+++ Information supplied

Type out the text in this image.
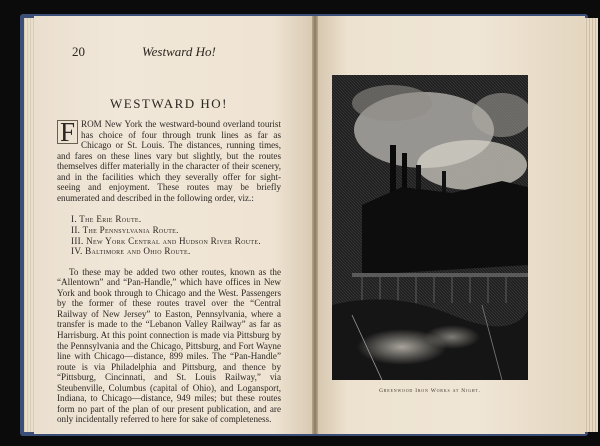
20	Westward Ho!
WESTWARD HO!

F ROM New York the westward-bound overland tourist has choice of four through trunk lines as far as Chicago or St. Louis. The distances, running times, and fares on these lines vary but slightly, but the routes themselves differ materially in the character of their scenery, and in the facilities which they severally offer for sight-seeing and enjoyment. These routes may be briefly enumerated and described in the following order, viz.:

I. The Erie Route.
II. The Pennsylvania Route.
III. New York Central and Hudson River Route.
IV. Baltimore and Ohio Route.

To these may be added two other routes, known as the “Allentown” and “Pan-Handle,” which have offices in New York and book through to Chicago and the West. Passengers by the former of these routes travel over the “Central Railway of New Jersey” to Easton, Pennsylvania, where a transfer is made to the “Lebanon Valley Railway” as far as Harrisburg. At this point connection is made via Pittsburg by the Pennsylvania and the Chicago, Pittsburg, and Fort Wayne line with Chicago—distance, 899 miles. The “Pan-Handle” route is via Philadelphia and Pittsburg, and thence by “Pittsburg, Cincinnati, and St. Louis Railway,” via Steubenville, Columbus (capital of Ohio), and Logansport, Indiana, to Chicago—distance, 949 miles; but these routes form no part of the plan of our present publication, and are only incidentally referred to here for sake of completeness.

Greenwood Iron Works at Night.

++++++

### Given instruction
Isolate the lines that hold the word "Ohio" and copy all of them.

### Response to this task
IV. Baltimore and Ohio Route.
To these may be added two other routes, known as the “Allentown” and “Pan-Handle,” which have offices in New York and book through to Chicago and the West. Passengers by the former of these routes travel over the “Central Railway of New Jersey” to Easton, Pennsylvania, where a transfer is made to the “Lebanon Valley Railway” as far as Harrisburg. At this point connection is made via Pittsburg by the Pennsylvania and the Chicago, Pittsburg, and Fort Wayne line with Chicago—distance, 899 miles. The “Pan-Handle” route is via Philadelphia and Pittsburg, and thence by “Pittsburg, Cincinnati, and St. Louis Railway,” via Steubenville, Columbus (capital of Ohio), and Logansport, Indiana, to Chicago—distance, 949 miles; but these routes form no part of the plan of our present publication, and are only incidentally referred to here for sake of completeness.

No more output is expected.